### Stated goal
Transcribe each line exactly.
[START OF Extracted entries]
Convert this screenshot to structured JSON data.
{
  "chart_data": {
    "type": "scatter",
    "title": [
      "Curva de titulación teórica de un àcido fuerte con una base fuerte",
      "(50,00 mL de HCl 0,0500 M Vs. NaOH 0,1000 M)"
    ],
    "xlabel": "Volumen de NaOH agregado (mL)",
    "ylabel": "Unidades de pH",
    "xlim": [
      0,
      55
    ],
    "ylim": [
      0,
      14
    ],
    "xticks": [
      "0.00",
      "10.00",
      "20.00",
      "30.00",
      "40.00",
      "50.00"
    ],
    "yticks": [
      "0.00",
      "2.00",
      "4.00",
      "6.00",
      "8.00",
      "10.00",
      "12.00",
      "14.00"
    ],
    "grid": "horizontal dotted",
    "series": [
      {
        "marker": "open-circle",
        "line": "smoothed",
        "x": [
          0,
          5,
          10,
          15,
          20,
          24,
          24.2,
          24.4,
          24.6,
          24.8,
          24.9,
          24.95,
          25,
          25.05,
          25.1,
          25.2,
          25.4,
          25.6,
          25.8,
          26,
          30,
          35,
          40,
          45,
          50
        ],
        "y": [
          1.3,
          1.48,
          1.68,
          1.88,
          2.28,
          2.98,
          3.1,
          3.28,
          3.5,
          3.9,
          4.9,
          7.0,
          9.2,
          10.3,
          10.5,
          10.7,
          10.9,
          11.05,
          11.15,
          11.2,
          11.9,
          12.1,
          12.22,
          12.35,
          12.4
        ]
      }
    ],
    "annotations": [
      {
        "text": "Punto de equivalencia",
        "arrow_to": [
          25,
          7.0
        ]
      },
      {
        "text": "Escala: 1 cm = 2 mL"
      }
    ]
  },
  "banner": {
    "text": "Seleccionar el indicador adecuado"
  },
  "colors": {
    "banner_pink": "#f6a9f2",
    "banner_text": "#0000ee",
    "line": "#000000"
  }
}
[END OF Extracted entries]
### Exercise response
Convert this screenshot to structured JSON data.
{
  "chart_data": {
    "type": "scatter",
    "title": [
      "Curva de titulación teórica de un àcido fuerte con una base fuerte",
      "(50,00 mL de HCl 0,0500 M Vs. NaOH 0,1000 M)"
    ],
    "xlabel": "Volumen de NaOH agregado (mL)",
    "ylabel": "Unidades de pH",
    "xlim": [
      0,
      55
    ],
    "ylim": [
      0,
      14
    ],
    "xticks": [
      "0.00",
      "10.00",
      "20.00",
      "30.00",
      "40.00",
      "50.00"
    ],
    "yticks": [
      "0.00",
      "2.00",
      "4.00",
      "6.00",
      "8.00",
      "10.00",
      "12.00",
      "14.00"
    ],
    "grid": "horizontal dotted",
    "series": [
      {
        "marker": "open-circle",
        "line": "smoothed",
        "x": [
          0,
          5,
          10,
          15,
          20,
          24,
          24.2,
          24.4,
          24.6,
          24.8,
          24.9,
          24.95,
          25,
          25.05,
          25.1,
          25.2,
          25.4,
          25.6,
          25.8,
          26,
          30,
          35,
          40,
          45,
          50
        ],
        "y": [
          1.3,
          1.48,
          1.68,
          1.88,
          2.28,
          2.98,
          3.1,
          3.28,
          3.5,
          3.9,
          4.9,
          7.0,
          9.2,
          10.3,
          10.5,
          10.7,
          10.9,
          11.05,
          11.15,
          11.2,
          11.9,
          12.1,
          12.22,
          12.35,
          12.4
        ]
      }
    ],
    "annotations": [
      {
        "text": "Punto de equivalencia",
        "arrow_to": [
          25,
          7.0
        ]
      },
      {
        "text": "Escala: 1 cm = 2 mL"
      }
    ]
  },
  "banner": {
    "text": "Seleccionar el indicador adecuado"
  },
  "colors": {
    "banner_pink": "#f6a9f2",
    "banner_text": "#0000ee",
    "line": "#000000"
  }
}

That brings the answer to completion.